Your task is to reproduce the entries below word for word.

** Start of RECORDS SUPPLIED **

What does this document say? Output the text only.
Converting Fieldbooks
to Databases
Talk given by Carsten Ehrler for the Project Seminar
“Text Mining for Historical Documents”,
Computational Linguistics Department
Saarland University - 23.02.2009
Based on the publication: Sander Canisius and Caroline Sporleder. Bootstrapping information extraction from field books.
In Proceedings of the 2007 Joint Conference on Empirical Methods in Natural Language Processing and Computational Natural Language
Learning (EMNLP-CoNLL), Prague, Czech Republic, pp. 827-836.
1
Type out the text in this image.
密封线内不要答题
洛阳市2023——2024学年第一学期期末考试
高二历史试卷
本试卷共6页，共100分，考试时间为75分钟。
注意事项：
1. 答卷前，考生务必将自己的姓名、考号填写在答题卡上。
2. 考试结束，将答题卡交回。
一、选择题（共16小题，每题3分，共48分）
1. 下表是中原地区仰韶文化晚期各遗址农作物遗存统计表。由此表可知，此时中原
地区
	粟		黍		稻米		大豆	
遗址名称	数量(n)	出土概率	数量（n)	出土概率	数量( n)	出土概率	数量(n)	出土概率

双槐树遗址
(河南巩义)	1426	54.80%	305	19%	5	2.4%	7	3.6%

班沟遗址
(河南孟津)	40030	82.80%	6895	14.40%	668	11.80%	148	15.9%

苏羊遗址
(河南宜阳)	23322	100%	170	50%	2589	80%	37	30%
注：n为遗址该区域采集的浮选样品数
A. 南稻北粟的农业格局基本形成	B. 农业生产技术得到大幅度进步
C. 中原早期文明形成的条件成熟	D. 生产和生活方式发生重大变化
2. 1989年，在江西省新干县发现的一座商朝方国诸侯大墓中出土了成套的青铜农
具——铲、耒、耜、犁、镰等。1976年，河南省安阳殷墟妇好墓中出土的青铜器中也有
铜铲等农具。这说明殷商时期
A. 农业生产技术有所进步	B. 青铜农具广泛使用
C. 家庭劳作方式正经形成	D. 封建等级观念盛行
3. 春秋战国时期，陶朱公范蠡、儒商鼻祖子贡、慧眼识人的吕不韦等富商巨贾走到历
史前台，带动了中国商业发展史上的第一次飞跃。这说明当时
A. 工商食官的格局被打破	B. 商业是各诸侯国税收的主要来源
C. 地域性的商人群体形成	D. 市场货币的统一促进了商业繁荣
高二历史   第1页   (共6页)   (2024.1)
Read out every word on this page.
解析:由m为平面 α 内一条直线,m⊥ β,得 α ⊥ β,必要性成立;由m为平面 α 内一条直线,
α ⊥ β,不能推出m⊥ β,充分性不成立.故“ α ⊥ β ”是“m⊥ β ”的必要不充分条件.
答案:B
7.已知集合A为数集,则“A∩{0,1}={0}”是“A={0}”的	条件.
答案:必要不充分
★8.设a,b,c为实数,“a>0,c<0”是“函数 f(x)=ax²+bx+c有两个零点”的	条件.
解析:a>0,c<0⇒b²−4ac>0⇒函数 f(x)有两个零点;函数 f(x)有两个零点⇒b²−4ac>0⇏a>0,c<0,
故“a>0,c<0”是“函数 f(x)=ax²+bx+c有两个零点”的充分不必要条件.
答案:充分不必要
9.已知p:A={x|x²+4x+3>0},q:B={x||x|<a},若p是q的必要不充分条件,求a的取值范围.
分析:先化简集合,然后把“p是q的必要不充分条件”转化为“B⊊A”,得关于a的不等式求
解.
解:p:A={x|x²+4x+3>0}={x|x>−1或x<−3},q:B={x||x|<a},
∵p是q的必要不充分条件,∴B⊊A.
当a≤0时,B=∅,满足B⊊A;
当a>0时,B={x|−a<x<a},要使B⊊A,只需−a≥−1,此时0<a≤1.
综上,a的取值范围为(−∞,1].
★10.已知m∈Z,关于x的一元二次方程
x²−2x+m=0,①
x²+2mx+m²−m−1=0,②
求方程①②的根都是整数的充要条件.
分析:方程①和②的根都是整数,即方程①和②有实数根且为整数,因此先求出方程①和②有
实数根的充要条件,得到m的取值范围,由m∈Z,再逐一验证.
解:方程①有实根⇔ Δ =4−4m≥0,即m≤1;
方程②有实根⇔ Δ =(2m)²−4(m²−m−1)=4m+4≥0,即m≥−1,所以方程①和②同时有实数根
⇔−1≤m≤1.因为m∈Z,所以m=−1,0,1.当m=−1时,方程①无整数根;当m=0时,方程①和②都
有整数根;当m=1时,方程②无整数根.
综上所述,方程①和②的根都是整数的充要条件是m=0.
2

** End of RECORDS SUPPLIED **

### SOLUTION BELOW
What does this document say? Output the text only.
Converting Fieldbooks
to Databases
Talk given by Carsten Ehrler for the Project Seminar
“Text Mining for Historical Documents”,
Computational Linguistics Department
Saarland University - 23.02.2009
Based on the publication: Sander Canisius and Caroline Sporleder. Bootstrapping information extraction from field books.
In Proceedings of the 2007 Joint Conference on Empirical Methods in Natural Language Processing and Computational Natural Language
Learning (EMNLP-CoNLL), Prague, Czech Republic, pp. 827-836.
1
Type out the text in this image.
密封线内不要答题
洛阳市2023——2024学年第一学期期末考试
高二历史试卷
本试卷共6页，共100分，考试时间为75分钟。
注意事项：
1. 答卷前，考生务必将自己的姓名、考号填写在答题卡上。
2. 考试结束，将答题卡交回。
一、选择题（共16小题，每题3分，共48分）
1. 下表是中原地区仰韶文化晚期各遗址农作物遗存统计表。由此表可知，此时中原
地区
	粟		黍		稻米		大豆	
遗址名称	数量(n)	出土概率	数量（n)	出土概率	数量( n)	出土概率	数量(n)	出土概率

双槐树遗址
(河南巩义)	1426	54.80%	305	19%	5	2.4%	7	3.6%

班沟遗址
(河南孟津)	40030	82.80%	6895	14.40%	668	11.80%	148	15.9%

苏羊遗址
(河南宜阳)	23322	100%	170	50%	2589	80%	37	30%
注：n为遗址该区域采集的浮选样品数
A. 南稻北粟的农业格局基本形成	B. 农业生产技术得到大幅度进步
C. 中原早期文明形成的条件成熟	D. 生产和生活方式发生重大变化
2. 1989年，在江西省新干县发现的一座商朝方国诸侯大墓中出土了成套的青铜农
具——铲、耒、耜、犁、镰等。1976年，河南省安阳殷墟妇好墓中出土的青铜器中也有
铜铲等农具。这说明殷商时期
A. 农业生产技术有所进步	B. 青铜农具广泛使用
C. 家庭劳作方式正经形成	D. 封建等级观念盛行
3. 春秋战国时期，陶朱公范蠡、儒商鼻祖子贡、慧眼识人的吕不韦等富商巨贾走到历
史前台，带动了中国商业发展史上的第一次飞跃。这说明当时
A. 工商食官的格局被打破	B. 商业是各诸侯国税收的主要来源
C. 地域性的商人群体形成	D. 市场货币的统一促进了商业繁荣
高二历史   第1页   (共6页)   (2024.1)
Read out every word on this page.
解析:由m为平面 α 内一条直线,m⊥ β,得 α ⊥ β,必要性成立;由m为平面 α 内一条直线,
α ⊥ β,不能推出m⊥ β,充分性不成立.故“ α ⊥ β ”是“m⊥ β ”的必要不充分条件.
答案:B
7.已知集合A为数集,则“A∩{0,1}={0}”是“A={0}”的	条件.
答案:必要不充分
★8.设a,b,c为实数,“a>0,c<0”是“函数 f(x)=ax²+bx+c有两个零点”的	条件.
解析:a>0,c<0⇒b²−4ac>0⇒函数 f(x)有两个零点;函数 f(x)有两个零点⇒b²−4ac>0⇏a>0,c<0,
故“a>0,c<0”是“函数 f(x)=ax²+bx+c有两个零点”的充分不必要条件.
答案:充分不必要
9.已知p:A={x|x²+4x+3>0},q:B={x||x|<a},若p是q的必要不充分条件,求a的取值范围.
分析:先化简集合,然后把“p是q的必要不充分条件”转化为“B⊊A”,得关于a的不等式求
解.
解:p:A={x|x²+4x+3>0}={x|x>−1或x<−3},q:B={x||x|<a},
∵p是q的必要不充分条件,∴B⊊A.
当a≤0时,B=∅,满足B⊊A;
当a>0时,B={x|−a<x<a},要使B⊊A,只需−a≥−1,此时0<a≤1.
综上,a的取值范围为(−∞,1].
★10.已知m∈Z,关于x的一元二次方程
x²−2x+m=0,①
x²+2mx+m²−m−1=0,②
求方程①②的根都是整数的充要条件.
分析:方程①和②的根都是整数,即方程①和②有实数根且为整数,因此先求出方程①和②有
实数根的充要条件,得到m的取值范围,由m∈Z,再逐一验证.
解:方程①有实根⇔ Δ =4−4m≥0,即m≤1;
方程②有实根⇔ Δ =(2m)²−4(m²−m−1)=4m+4≥0,即m≥−1,所以方程①和②同时有实数根
⇔−1≤m≤1.因为m∈Z,所以m=−1,0,1.当m=−1时,方程①无整数根;当m=0时,方程①和②都
有整数根;当m=1时,方程②无整数根.
综上所述,方程①和②的根都是整数的充要条件是m=0.
2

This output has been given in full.